## EXERCISE REQUIREMENTS
Your task is to print all of the material verbatim.
+++ ENTRIES SHOWN +++
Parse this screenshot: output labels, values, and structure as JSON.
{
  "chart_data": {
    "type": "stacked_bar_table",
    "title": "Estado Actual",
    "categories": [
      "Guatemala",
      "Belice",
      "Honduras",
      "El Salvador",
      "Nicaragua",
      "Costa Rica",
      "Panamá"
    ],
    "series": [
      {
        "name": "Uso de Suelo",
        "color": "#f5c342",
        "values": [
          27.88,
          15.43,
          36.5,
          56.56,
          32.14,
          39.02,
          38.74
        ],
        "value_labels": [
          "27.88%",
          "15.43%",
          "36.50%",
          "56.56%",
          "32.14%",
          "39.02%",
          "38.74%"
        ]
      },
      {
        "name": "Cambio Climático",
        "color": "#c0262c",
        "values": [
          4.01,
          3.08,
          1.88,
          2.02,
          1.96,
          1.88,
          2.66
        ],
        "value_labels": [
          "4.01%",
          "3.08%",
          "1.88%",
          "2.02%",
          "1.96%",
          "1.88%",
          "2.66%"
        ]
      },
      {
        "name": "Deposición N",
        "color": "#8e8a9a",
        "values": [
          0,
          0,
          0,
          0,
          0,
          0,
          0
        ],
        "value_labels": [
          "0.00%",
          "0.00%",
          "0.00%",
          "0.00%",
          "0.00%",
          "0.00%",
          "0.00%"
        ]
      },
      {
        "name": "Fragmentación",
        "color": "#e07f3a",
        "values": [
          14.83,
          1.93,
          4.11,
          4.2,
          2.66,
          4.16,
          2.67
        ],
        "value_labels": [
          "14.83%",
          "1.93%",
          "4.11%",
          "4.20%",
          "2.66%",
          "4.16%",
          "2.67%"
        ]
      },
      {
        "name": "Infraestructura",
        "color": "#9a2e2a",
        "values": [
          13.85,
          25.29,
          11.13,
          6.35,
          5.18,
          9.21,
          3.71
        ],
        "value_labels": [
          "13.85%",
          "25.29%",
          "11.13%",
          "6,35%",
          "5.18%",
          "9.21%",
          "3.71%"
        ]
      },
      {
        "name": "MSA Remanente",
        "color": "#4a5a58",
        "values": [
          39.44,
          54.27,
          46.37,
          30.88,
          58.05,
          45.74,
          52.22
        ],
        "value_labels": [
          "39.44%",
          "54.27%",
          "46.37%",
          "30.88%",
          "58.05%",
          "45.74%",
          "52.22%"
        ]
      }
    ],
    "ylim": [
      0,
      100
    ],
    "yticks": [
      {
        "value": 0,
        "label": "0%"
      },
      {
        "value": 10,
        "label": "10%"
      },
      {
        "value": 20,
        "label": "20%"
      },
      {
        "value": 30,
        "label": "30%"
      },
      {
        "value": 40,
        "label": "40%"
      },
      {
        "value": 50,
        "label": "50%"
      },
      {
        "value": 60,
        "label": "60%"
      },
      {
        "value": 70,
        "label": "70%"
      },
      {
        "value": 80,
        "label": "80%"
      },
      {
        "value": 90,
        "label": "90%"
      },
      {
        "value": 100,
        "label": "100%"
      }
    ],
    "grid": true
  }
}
+++
## TASK ANSWER
Parse this screenshot: output labels, values, and structure as JSON.
{
  "chart_data": {
    "type": "stacked_bar_table",
    "title": "Estado Actual",
    "categories": [
      "Guatemala",
      "Belice",
      "Honduras",
      "El Salvador",
      "Nicaragua",
      "Costa Rica",
      "Panamá"
    ],
    "series": [
      {
        "name": "Uso de Suelo",
        "color": "#f5c342",
        "values": [
          27.88,
          15.43,
          36.5,
          56.56,
          32.14,
          39.02,
          38.74
        ],
        "value_labels": [
          "27.88%",
          "15.43%",
          "36.50%",
          "56.56%",
          "32.14%",
          "39.02%",
          "38.74%"
        ]
      },
      {
        "name": "Cambio Climático",
        "color": "#c0262c",
        "values": [
          4.01,
          3.08,
          1.88,
          2.02,
          1.96,
          1.88,
          2.66
        ],
        "value_labels": [
          "4.01%",
          "3.08%",
          "1.88%",
          "2.02%",
          "1.96%",
          "1.88%",
          "2.66%"
        ]
      },
      {
        "name": "Deposición N",
        "color": "#8e8a9a",
        "values": [
          0,
          0,
          0,
          0,
          0,
          0,
          0
        ],
        "value_labels": [
          "0.00%",
          "0.00%",
          "0.00%",
          "0.00%",
          "0.00%",
          "0.00%",
          "0.00%"
        ]
      },
      {
        "name": "Fragmentación",
        "color": "#e07f3a",
        "values": [
          14.83,
          1.93,
          4.11,
          4.2,
          2.66,
          4.16,
          2.67
        ],
        "value_labels": [
          "14.83%",
          "1.93%",
          "4.11%",
          "4.20%",
          "2.66%",
          "4.16%",
          "2.67%"
        ]
      },
      {
        "name": "Infraestructura",
        "color": "#9a2e2a",
        "values": [
          13.85,
          25.29,
          11.13,
          6.35,
          5.18,
          9.21,
          3.71
        ],
        "value_labels": [
          "13.85%",
          "25.29%",
          "11.13%",
          "6,35%",
          "5.18%",
          "9.21%",
          "3.71%"
        ]
      },
      {
        "name": "MSA Remanente",
        "color": "#4a5a58",
        "values": [
          39.44,
          54.27,
          46.37,
          30.88,
          58.05,
          45.74,
          52.22
        ],
        "value_labels": [
          "39.44%",
          "54.27%",
          "46.37%",
          "30.88%",
          "58.05%",
          "45.74%",
          "52.22%"
        ]
      }
    ],
    "ylim": [
      0,
      100
    ],
    "yticks": [
      {
        "value": 0,
        "label": "0%"
      },
      {
        "value": 10,
        "label": "10%"
      },
      {
        "value": 20,
        "label": "20%"
      },
      {
        "value": 30,
        "label": "30%"
      },
      {
        "value": 40,
        "label": "40%"
      },
      {
        "value": 50,
        "label": "50%"
      },
      {
        "value": 60,
        "label": "60%"
      },
      {
        "value": 70,
        "label": "70%"
      },
      {
        "value": 80,
        "label": "80%"
      },
      {
        "value": 90,
        "label": "90%"
      },
      {
        "value": 100,
        "label": "100%"
      }
    ],
    "grid": true
  }
}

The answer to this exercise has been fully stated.